/---

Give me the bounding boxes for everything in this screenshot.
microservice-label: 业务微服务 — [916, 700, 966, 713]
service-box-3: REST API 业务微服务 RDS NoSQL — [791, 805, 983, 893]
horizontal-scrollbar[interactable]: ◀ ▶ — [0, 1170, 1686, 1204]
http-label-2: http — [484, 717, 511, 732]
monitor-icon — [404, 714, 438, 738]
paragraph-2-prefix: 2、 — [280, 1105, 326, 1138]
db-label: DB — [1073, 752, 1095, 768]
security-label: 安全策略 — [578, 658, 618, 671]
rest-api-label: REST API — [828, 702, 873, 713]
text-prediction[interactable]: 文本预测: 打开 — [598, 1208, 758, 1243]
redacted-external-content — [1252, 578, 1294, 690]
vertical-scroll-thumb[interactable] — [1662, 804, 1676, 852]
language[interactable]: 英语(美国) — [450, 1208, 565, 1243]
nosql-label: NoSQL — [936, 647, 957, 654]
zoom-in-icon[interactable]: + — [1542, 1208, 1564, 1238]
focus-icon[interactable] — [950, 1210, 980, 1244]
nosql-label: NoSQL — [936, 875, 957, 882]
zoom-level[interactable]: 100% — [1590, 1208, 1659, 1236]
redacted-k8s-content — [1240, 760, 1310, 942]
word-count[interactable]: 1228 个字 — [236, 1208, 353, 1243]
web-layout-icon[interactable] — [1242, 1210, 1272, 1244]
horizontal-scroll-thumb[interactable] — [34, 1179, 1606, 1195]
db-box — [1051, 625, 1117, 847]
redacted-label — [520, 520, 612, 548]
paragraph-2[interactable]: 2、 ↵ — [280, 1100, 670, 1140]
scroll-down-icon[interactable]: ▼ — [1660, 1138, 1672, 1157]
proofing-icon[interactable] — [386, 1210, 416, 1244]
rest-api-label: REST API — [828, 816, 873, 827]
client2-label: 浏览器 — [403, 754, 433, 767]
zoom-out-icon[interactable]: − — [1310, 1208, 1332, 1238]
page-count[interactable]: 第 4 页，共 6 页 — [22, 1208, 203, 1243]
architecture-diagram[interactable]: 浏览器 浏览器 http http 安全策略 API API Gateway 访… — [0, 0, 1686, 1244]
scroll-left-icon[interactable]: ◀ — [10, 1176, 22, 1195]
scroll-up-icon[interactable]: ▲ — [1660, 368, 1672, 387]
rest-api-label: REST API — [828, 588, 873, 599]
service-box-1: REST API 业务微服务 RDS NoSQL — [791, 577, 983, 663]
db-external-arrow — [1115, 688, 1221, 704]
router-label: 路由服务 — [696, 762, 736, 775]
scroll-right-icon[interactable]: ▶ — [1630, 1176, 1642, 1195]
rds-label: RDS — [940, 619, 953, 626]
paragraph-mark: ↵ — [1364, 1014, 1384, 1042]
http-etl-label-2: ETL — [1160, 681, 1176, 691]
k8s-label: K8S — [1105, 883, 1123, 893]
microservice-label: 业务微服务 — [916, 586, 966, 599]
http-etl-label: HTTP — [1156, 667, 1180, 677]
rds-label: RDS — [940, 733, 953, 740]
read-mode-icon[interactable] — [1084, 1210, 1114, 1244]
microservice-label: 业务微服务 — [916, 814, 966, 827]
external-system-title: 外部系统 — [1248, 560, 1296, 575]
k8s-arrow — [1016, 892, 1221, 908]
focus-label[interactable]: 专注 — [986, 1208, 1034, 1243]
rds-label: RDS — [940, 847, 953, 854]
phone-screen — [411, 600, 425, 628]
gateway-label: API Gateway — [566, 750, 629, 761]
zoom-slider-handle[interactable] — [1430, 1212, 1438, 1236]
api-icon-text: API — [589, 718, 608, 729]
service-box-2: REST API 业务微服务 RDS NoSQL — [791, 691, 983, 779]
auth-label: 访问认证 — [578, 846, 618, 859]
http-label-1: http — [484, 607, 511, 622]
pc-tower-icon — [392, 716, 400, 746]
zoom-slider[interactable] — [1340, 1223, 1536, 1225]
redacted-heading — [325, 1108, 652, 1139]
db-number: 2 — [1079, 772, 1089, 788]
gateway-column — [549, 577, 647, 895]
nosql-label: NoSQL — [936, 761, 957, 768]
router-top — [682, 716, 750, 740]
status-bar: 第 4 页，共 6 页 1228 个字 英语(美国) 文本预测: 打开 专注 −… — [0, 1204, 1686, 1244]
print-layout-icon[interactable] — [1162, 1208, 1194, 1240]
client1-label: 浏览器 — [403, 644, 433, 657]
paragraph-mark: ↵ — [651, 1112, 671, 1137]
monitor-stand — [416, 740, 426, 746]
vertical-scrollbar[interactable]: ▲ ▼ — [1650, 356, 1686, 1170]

\---

Copy out every line of the data above, keeping each character as it appears.

Give me the bounding boxes for everything in this screenshot.
microservice-label: 业务微服务 — [916, 700, 966, 713]
service-box-3: REST API 业务微服务 RDS NoSQL — [791, 805, 983, 893]
horizontal-scrollbar[interactable]: ◀ ▶ — [0, 1170, 1686, 1204]
http-label-2: http — [484, 717, 511, 732]
monitor-icon — [404, 714, 438, 738]
paragraph-2-prefix: 2、 — [280, 1105, 326, 1138]
db-label: DB — [1073, 752, 1095, 768]
security-label: 安全策略 — [578, 658, 618, 671]
rest-api-label: REST API — [828, 702, 873, 713]
text-prediction[interactable]: 文本预测: 打开 — [598, 1208, 758, 1243]
redacted-external-content — [1252, 578, 1294, 690]
vertical-scroll-thumb[interactable] — [1662, 804, 1676, 852]
language[interactable]: 英语(美国) — [450, 1208, 565, 1243]
nosql-label: NoSQL — [936, 647, 957, 654]
zoom-in-icon[interactable]: + — [1542, 1208, 1564, 1238]
focus-icon[interactable] — [950, 1210, 980, 1244]
nosql-label: NoSQL — [936, 875, 957, 882]
zoom-level[interactable]: 100% — [1590, 1208, 1659, 1236]
redacted-k8s-content — [1240, 760, 1310, 942]
word-count[interactable]: 1228 个字 — [236, 1208, 353, 1243]
web-layout-icon[interactable] — [1242, 1210, 1272, 1244]
horizontal-scroll-thumb[interactable] — [34, 1179, 1606, 1195]
db-box — [1051, 625, 1117, 847]
redacted-label — [520, 520, 612, 548]
paragraph-2[interactable]: 2、 ↵ — [280, 1100, 670, 1140]
scroll-down-icon[interactable]: ▼ — [1660, 1138, 1672, 1157]
proofing-icon[interactable] — [386, 1210, 416, 1244]
rest-api-label: REST API — [828, 816, 873, 827]
client2-label: 浏览器 — [403, 754, 433, 767]
zoom-out-icon[interactable]: − — [1310, 1208, 1332, 1238]
page-count[interactable]: 第 4 页，共 6 页 — [22, 1208, 203, 1243]
architecture-diagram[interactable]: 浏览器 浏览器 http http 安全策略 API API Gateway 访… — [0, 0, 1686, 1244]
scroll-left-icon[interactable]: ◀ — [10, 1176, 22, 1195]
scroll-up-icon[interactable]: ▲ — [1660, 368, 1672, 387]
rest-api-label: REST API — [828, 588, 873, 599]
service-box-1: REST API 业务微服务 RDS NoSQL — [791, 577, 983, 663]
db-external-arrow — [1115, 688, 1221, 704]
router-label: 路由服务 — [696, 762, 736, 775]
scroll-right-icon[interactable]: ▶ — [1630, 1176, 1642, 1195]
rds-label: RDS — [940, 619, 953, 626]
paragraph-mark: ↵ — [1364, 1014, 1384, 1042]
http-etl-label-2: ETL — [1160, 681, 1176, 691]
k8s-label: K8S — [1105, 883, 1123, 893]
microservice-label: 业务微服务 — [916, 586, 966, 599]
http-etl-label: HTTP — [1156, 667, 1180, 677]
rds-label: RDS — [940, 733, 953, 740]
read-mode-icon[interactable] — [1084, 1210, 1114, 1244]
microservice-label: 业务微服务 — [916, 814, 966, 827]
external-system-title: 外部系统 — [1248, 560, 1296, 575]
k8s-arrow — [1016, 892, 1221, 908]
focus-label[interactable]: 专注 — [986, 1208, 1034, 1243]
rds-label: RDS — [940, 847, 953, 854]
phone-screen — [411, 600, 425, 628]
gateway-label: API Gateway — [566, 750, 629, 761]
zoom-slider-handle[interactable] — [1430, 1212, 1438, 1236]
api-icon-text: API — [589, 718, 608, 729]
service-box-2: REST API 业务微服务 RDS NoSQL — [791, 691, 983, 779]
auth-label: 访问认证 — [578, 846, 618, 859]
http-label-1: http — [484, 607, 511, 622]
pc-tower-icon — [392, 716, 400, 746]
zoom-slider[interactable] — [1340, 1223, 1536, 1225]
redacted-heading — [325, 1108, 652, 1139]
db-number: 2 — [1079, 772, 1089, 788]
gateway-column — [549, 577, 647, 895]
nosql-label: NoSQL — [936, 761, 957, 768]
router-top — [682, 716, 750, 740]
status-bar: 第 4 页，共 6 页 1228 个字 英语(美国) 文本预测: 打开 专注 −… — [0, 1204, 1686, 1244]
print-layout-icon[interactable] — [1162, 1208, 1194, 1240]
client1-label: 浏览器 — [403, 644, 433, 657]
paragraph-mark: ↵ — [651, 1112, 671, 1137]
monitor-stand — [416, 740, 426, 746]
vertical-scrollbar[interactable]: ▲ ▼ — [1650, 356, 1686, 1170]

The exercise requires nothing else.